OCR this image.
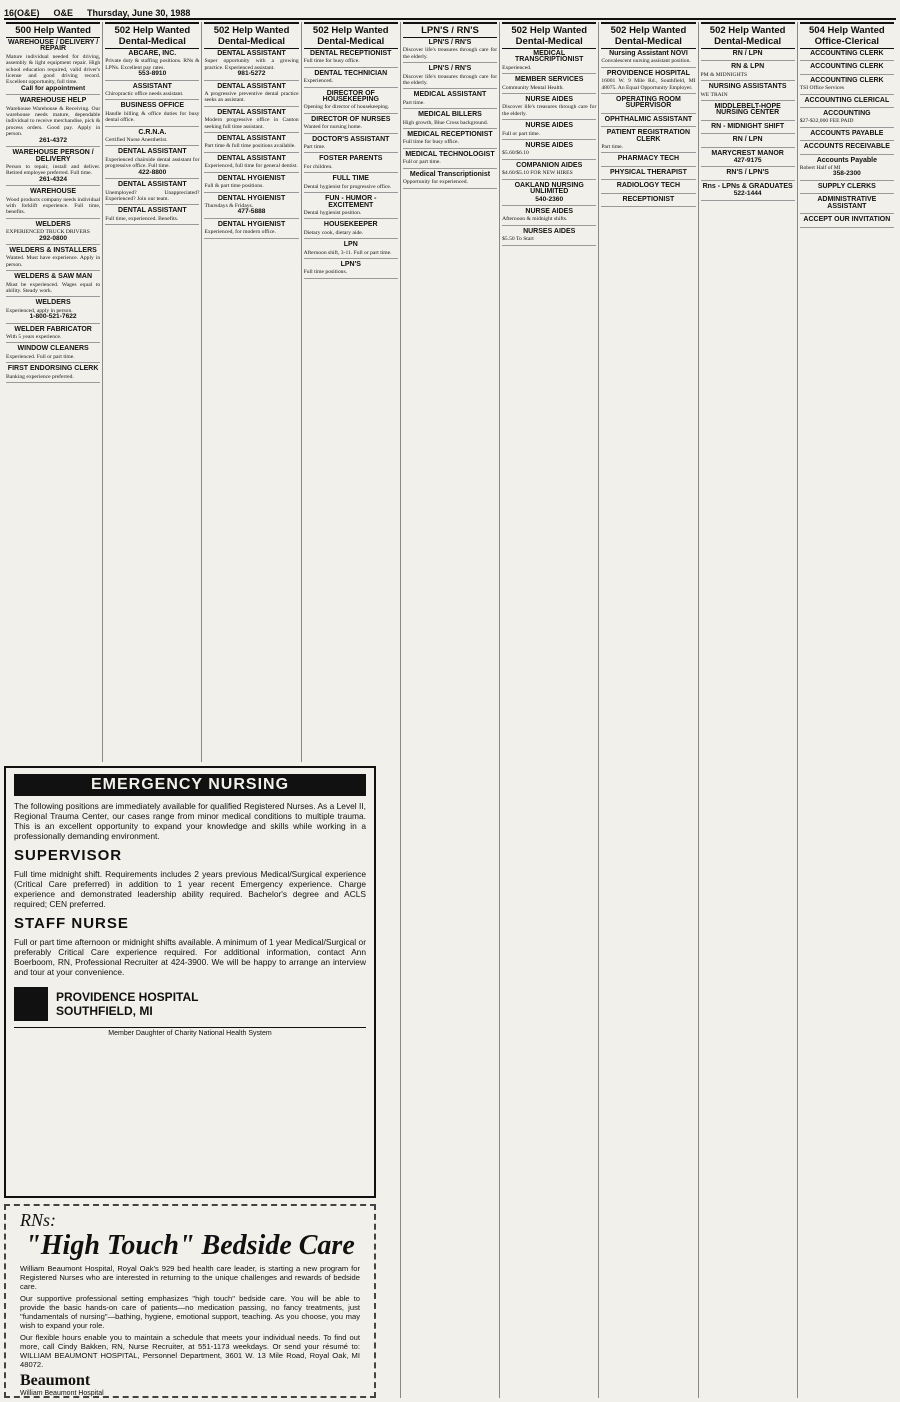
16(O&E) O&E Thursday, June 30, 1988
500 Help Wanted
WAREHOUSE / DELIVERY / REPAIR
Mature individual needed for driving, assembly & light equipment repair. High school education required, valid driver's license and good driving record. Excellent opportunity, full time.
Call for appointment
WAREHOUSE HELP
Warehouse Warehouse & Receiving. Our warehouse needs mature, dependable individual to receive merchandise, pick & process orders. Good pay. Apply in person.
261-4372
WAREHOUSE PERSON / DELIVERY
Person to repair, install and deliver. Retired employee preferred. Full time.
261-4324
WAREHOUSE
Wood products company needs individual with forklift experience. Full time, benefits.
WELDERS
EXPERIENCED TRUCK DRIVERS
292-0800
WELDERS & INSTALLERS
Wanted. Must have experience. Apply in person.
WELDERS & SAW MAN
Must be experienced. Wages equal to ability. Steady work.
WELDERS
Experienced, apply in person.
1-800-521-7622
WELDER FABRICATOR
With 5 years experience.
WINDOW CLEANERS
Experienced. Full or part time.
FIRST ENDORSING CLERK
Banking experience preferred.
502 Help Wanted Dental-Medical
ABCARE, INC.
Private duty & staffing positions. RNs & LPNs. Excellent pay rates.
553-8910
ASSISTANT
Chiropractic office needs assistant.
BUSINESS OFFICE
Handle billing & office duties for busy dental office.
C.R.N.A.
Certified Nurse Anesthetist.
DENTAL ASSISTANT
Experienced chairside dental assistant for progressive office. Full time.
422-8800
DENTAL ASSISTANT
Unemployed? Unappreciated? Experienced? Join our team.
DENTAL ASSISTANT
Full time, experienced. Benefits.
502 Help Wanted Dental-Medical
DENTAL ASSISTANT
Super opportunity with a growing practice. Experienced assistant.
981-5272
DENTAL ASSISTANT
A progressive preventive dental practice seeks an assistant.
DENTAL ASSISTANT
Modern progressive office in Canton seeking full time assistant.
DENTAL ASSISTANT
Part time & full time positions available.
DENTAL ASSISTANT
Experienced, full time for general dentist.
DENTAL HYGIENIST
Full & part time positions.
DENTAL HYGIENIST
Thursdays & Fridays.
477-5888
DENTAL HYGIENIST
Experienced, for modern office.
502 Help Wanted Dental-Medical
DENTAL RECEPTIONIST
Full time for busy office.
DENTAL TECHNICIAN
Experienced.
DIRECTOR OF HOUSEKEEPING
Opening for director of housekeeping.
DIRECTOR OF NURSES
Wanted for nursing home.
DOCTOR'S ASSISTANT
Part time.
FOSTER PARENTS
For children.
FULL TIME
Dental hygienist for progressive office.
FUN - HUMOR - EXCITEMENT
Dental hygienist position.
HOUSEKEEPER
Dietary cook, dietary aide.
LPN
Afternoon shift, 3-11. Full or part time.
LPN'S
Full time positions.
LPN'S / RN'S
LPN'S / RN'S
Discover life's treasures through care for the elderly.
LPN'S / RN'S
Discover life's treasures through care for the elderly.
MEDICAL ASSISTANT
Part time.
MEDICAL BILLERS
High growth, Blue Cross background.
MEDICAL RECEPTIONIST
Full time for busy office.
MEDICAL TECHNOLOGIST
Full or part time.
Medical Transcriptionist
Opportunity for experienced.
502 Help Wanted Dental-Medical
MEDICAL TRANSCRIPTIONIST
Experienced.
MEMBER SERVICES
Community Mental Health.
NURSE AIDES
Discover life's treasures through care for the elderly.
NURSE AIDES
Full or part time.
NURSE AIDES
$5.60/$6.10
COMPANION AIDES
$4.60/$5.10 FOR NEW HIRES
OAKLAND NURSING UNLIMITED
540-2360
NURSE AIDES
Afternoon & midnight shifts.
NURSES AIDES
$5.50 To Start
502 Help Wanted Dental-Medical
Nursing Assistant NOVI
Convalescent nursing assistant position.
PROVIDENCE HOSPITAL
16001 W. 9 Mile Rd., Southfield, MI 48075. An Equal Opportunity Employer.
OPERATING ROOM SUPERVISOR
OPHTHALMIC ASSISTANT
PATIENT REGISTRATION CLERK
Part time.
PHARMACY TECH
PHYSICAL THERAPIST
RADIOLOGY TECH
RECEPTIONIST
502 Help Wanted Dental-Medical
RN / LPN
RN & LPN
PM & MIDNIGHTS
NURSING ASSISTANTS
WE TRAIN
MIDDLEBELT-HOPE NURSING CENTER
RN - MIDNIGHT SHIFT
RN / LPN
MARYCREST MANOR
427-9175
RN'S / LPN'S
Rns - LPNs & GRADUATES
522-1444
504 Help Wanted Office-Clerical
ACCOUNTING CLERK
ACCOUNTING CLERK
ACCOUNTING CLERK
TSI Office Services
ACCOUNTING CLERICAL
ACCOUNTING
$27-$32,000 FEE PAID
ACCOUNTS PAYABLE
ACCOUNTS RECEIVABLE
Accounts Payable
Robert Half of MI
358-2300
SUPPLY CLERKS
ADMINISTRATIVE ASSISTANT
ACCEPT OUR INVITATION
EMERGENCY NURSING

The following positions are immediately available for qualified Registered Nurses. As a Level II, Regional Trauma Center, our cases range from minor medical conditions to multiple trauma. This is an excellent opportunity to expand your knowledge and skills while working in a professionally demanding environment.

SUPERVISOR

Full time midnight shift. Requirements includes 2 years previous Medical/Surgical experience (Critical Care preferred) in addition to 1 year recent Emergency experience. Charge experience and demonstrated leadership ability required. Bachelor's degree and ACLS required; CEN preferred.

STAFF NURSE

Full or part time afternoon or midnight shifts available. A minimum of 1 year Medical/Surgical or preferably Critical Care experience required. For additional information, contact Ann Boerboom, RN, Professional Recruiter at 424-3900. We will be happy to arrange an interview and tour at your convenience.

PROVIDENCE HOSPITAL
SOUTHFIELD, MI
Member Daughter of Charity National Health System
RNs:
"High Touch" Bedside Care

William Beaumont Hospital, Royal Oak's 929 bed health care leader, is starting a new program for Registered Nurses who are interested in returning to the unique challenges and rewards of bedside care.

Our supportive professional setting emphasizes "high touch" bedside care. You will be able to provide the basic hands-on care of patients—no medication passing, no fancy treatments, just "fundamentals of nursing"—bathing, hygiene, emotional support, teaching. As you choose, you may wish to expand your role.

Our flexible hours enable you to maintain a schedule that meets your individual needs. To find out more, call Cindy Bakken, RN, Nurse Recruiter, at 551-1173 weekdays. Or send your résumé to: WILLIAM BEAUMONT HOSPITAL, Personnel Department, 3601 W. 13 Mile Road, Royal Oak, MI 48072.

Beaumont
William Beaumont Hospital
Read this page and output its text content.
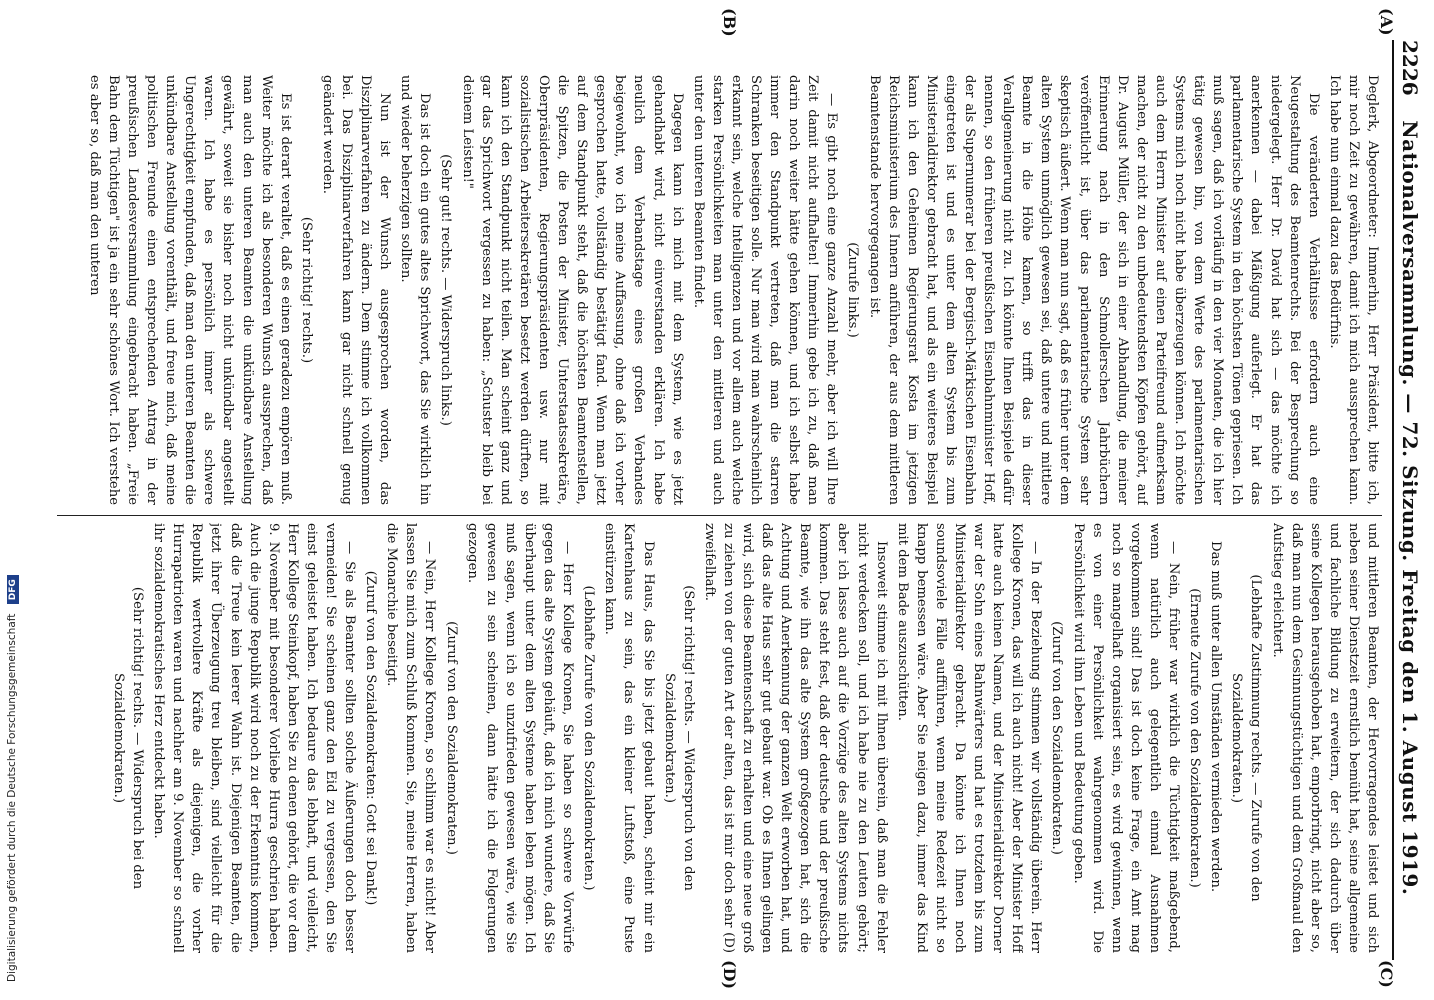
2226
Nationalversammlung. — 72. Sitzung. Freitag den 1. August 1919.
(A)
(B)
(C)
(D)

Deglerk, Abgeordneter: Immerhin, Herr Präsident, bitte ich, mir noch Zeit zu gewähren, damit ich mich aussprechen kann. Ich habe nun einmal dazu das Bedürfnis.

Die veränderten Verhältnisse erfordern auch eine Neugestaltung des Beamtenrechts. Bei der Besprechung so niedergelegt. Herr Dr. David hat sich — das möchte ich anerkennen — dabei Mäßigung auferlegt. Er hat das parlamentarische System in den höchsten Tönen gepriesen. Ich muß sagen, daß ich vorläufig in den vier Monaten, die ich hier tätig gewesen bin, von dem Werte des parlamentarischen Systems mich noch nicht habe überzeugen können. Ich möchte auch dem Herrn Minister auf einen Parteifreund aufmerksam machen, der nicht zu den unbedeutendsten Köpfen gehört, auf Dr. August Müller, der sich in einer Abhandlung, die meiner Erinnerung nach in den Schmollerschen Jahrbüchern veröffentlicht ist, über das parlamentarische System sehr skeptisch äußert. Wenn man nun sagt, daß es früher unter dem alten System unmöglich gewesen sei, daß untere und mittlere Beamte in die Höhe kamen, so trifft das in dieser Verallgemeinerung nicht zu. Ich könnte Ihnen Beispiele dafür nennen, so den früheren preußischen Eisenbahnminister Hoff, der als Supernumerar bei der Bergisch-Märkischen Eisenbahn eingetreten ist und es unter dem alten System bis zum Ministerialdirektor gebracht hat, und als ein weiteres Beispiel kann ich den Geheimen Regierungsrat Kosta im jetzigen Reichsministerium des Innern anführen, der aus dem mittleren Beamtenstande hervorgegangen ist.

(Zurufe links.)

— Es gibt noch eine ganze Anzahl mehr, aber ich will Ihre Zeit damit nicht aufhalten! Immerhin gebe ich zu, daß man darin noch weiter hätte gehen können, und ich selbst habe immer den Standpunkt vertreten, daß man die starren Schranken beseitigen solle. Nur man wird man wahrscheinlich erkannt sein, welche Intelligenzen und vor allem auch welche starken Persönlichkeiten man unter den mittleren und auch unter den unteren Beamten findet.

Dagegen kann ich mich mit dem System, wie es jetzt gehandhabt wird, nicht einverstanden erklären. Ich habe neulich dem Verbandstage eines großen Verbandes beigewohnt, wo ich meine Auffassung, ohne daß ich vorher gesprochen hatte, vollständig bestätigt fand. Wenn man jetzt auf dem Standpunkt steht, daß die höchsten Beamtenstellen, die Spitzen, die Posten der Minister, Unterstaatssekretäre, Oberpräsidenten, Regierungspräsidenten usw. nur mit sozialistischen Arbeitersekretären besetzt werden dürften, so kann ich den Standpunkt nicht teilen. Man scheint ganz und gar das Sprichwort vergessen zu haben: „Schuster bleib bei deinem Leisten!"

(Sehr gut! rechts. — Widerspruch links.)

Das ist doch ein gutes altes Sprichwort, das Sie wirklich hin und wieder beherzigen sollten.

Nun ist der Wunsch ausgesprochen worden, das Disziplinarverfahren zu ändern. Dem stimme ich vollkommen bei. Das Disziplinarverfahren kann gar nicht schnell genug geändert werden.

(Sehr richtig! rechts.)

Es ist derart veraltet, daß es einen geradezu empören muß. Weiter möchte ich als besonderen Wunsch aussprechen, daß man auch den unteren Beamten die unkündbare Anstellung gewährt, soweit sie bisher noch nicht unkündbar angestellt waren. Ich habe es persönlich immer als schwere Ungerechtigkeit empfunden, daß man den unteren Beamten die unkündbare Anstellung vorenthält, und freue mich, daß meine politischen Freunde einen entsprechenden Antrag in der preußischen Landesversammlung eingebracht haben. „Freie Bahn dem Tüchtigen" ist ja ein sehr schönes Wort. Ich verstehe es aber so, daß man den unteren

und mittleren Beamten, der Hervorragendes leistet und sich neben seiner Dienstzeit ernstlich bemüht hat, seine allgemeine und fachliche Bildung zu erweitern, der sich dadurch über seine Kollegen herausgehoben hat, emporbringt, nicht aber so, daß man nun dem Gesinnungstüchtigen und dem Großmaul den Aufstieg erleichtert.

(Lebhafte Zustimmung rechts. — Zurufe von den Sozialdemokraten.)

Das muß unter allen Umständen vermieden werden.

(Erneute Zurufe von den Sozialdemokraten.)

— Nein, früher war wirklich die Tüchtigkeit maßgebend, wenn natürlich auch gelegentlich einmal Ausnahmen vorgekommen sind! Das ist doch keine Frage, ein Amt mag noch so mangelhaft organisiert sein, es wird gewinnen, wenn es von einer Persönlichkeit wahrgenommen wird. Die Persönlichkeit wird ihm Leben und Bedeutung geben.

(Zuruf von den Sozialdemokraten.)

— In der Beziehung stimmen wir vollständig überein. Herr Kollege Kronen, das will ich auch nicht! Aber der Minister Hoff hatte auch keinen Namen, und der Ministerialdirektor Dorner war der Sohn eines Bahnwärters und hat es trotzdem bis zum Ministerialdirektor gebracht. Da könnte ich Ihnen noch soundsoviele Fälle aufführen, wenn meine Redezeit nicht so knapp bemessen wäre. Aber Sie neigen dazu, immer das Kind mit dem Bade auszuschütten.

Insoweit stimme ich mit Ihnen überein, daß man die Fehler nicht verdecken soll, und ich habe nie zu den Leuten gehört; aber ich lasse auch auf die Vorzüge des alten Systems nichts kommen. Das steht fest, daß der deutsche und der preußische Beamte, wie ihn das alte System großgezogen hat, sich die Achtung und Anerkennung der ganzen Welt erworben hat, und daß das alte Haus sehr gut gebaut war. Ob es Ihnen gelingen wird, sich diese Beamtenschaft zu erhalten und eine neue groß zu ziehen von der guten Art der alten, das ist mir doch sehr (D) zweifelhaft.

(Sehr richtig! rechts. — Widerspruch von den Sozialdemokraten.)

Das Haus, das Sie bis jetzt gebaut haben, scheint mir ein Kartenhaus zu sein, das ein kleiner Luftstoß, eine Puste einstürzen kann.

(Lebhafte Zurufe von den Sozialdemokraten.)

— Herr Kollege Kronen, Sie haben so schwere Vorwürfe gegen das alte System gehäuft, daß ich mich wundere, daß Sie überhaupt unter dem alten Systeme haben leben mögen. Ich muß sagen, wenn ich so unzufrieden gewesen wäre, wie Sie gewesen zu sein scheinen, dann hätte ich die Folgerungen gezogen.

(Zuruf von den Sozialdemokraten.)

— Nein, Herr Kollege Kronen, so schlimm war es nicht! Aber lassen Sie mich zum Schluß kommen. Sie, meine Herren, haben die Monarchie beseitigt.

(Zuruf von den Sozialdemokraten: Gott sei Dank!)

— Sie als Beamter sollten solche Äußerungen doch besser vermeiden! Sie scheinen ganz den Eid zu vergessen, den Sie einst geleistet haben. Ich bedaure das lebhaft, und vielleicht, Herr Kollege Steinkopf, haben Sie zu denen gehört, die vor dem 9. November mit besonderer Vorliebe Hurra geschrien haben. Auch die junge Republik wird noch zu der Erkenntnis kommen, daß die Treue kein leerer Wahn ist. Diejenigen Beamten, die jetzt ihrer Überzeugung treu bleiben, sind vielleicht für die Republik wertvollere Kräfte als diejenigen, die vorher Hurrapatrioten waren und nachher am 9. November so schnell ihr sozialdemokratisches Herz entdeckt haben.

(Sehr richtig! rechts. — Widerspruch bei den Sozialdemokraten.)

Digitalisierung gefördert durch die Deutsche Forschungsgemeinschaft DFG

================================

--- Problem to solve ---
In the data above, find each line that has the word "needs" and copy it out.

--- Response to this task ---
Warehouse Warehouse & Receiving. Our warehouse needs mature, dependable individual to receive merchandise, pick & process orders. Good pay. Apply in person.
Wood products company needs individual with forklift experience. Full time, benefits.
Chiropractic office needs assistant.
Our flexible hours enable you to maintain a schedule that meets your individual needs. To find out more, call Cindy Bakken, RN, Nurse Recruiter, at 551-1173 weekdays. Or send your résumé to: WILLIAM BEAUMONT HOSPITAL, Personnel Department, 3601 W. 13 Mile Road, Royal Oak, MI 48072.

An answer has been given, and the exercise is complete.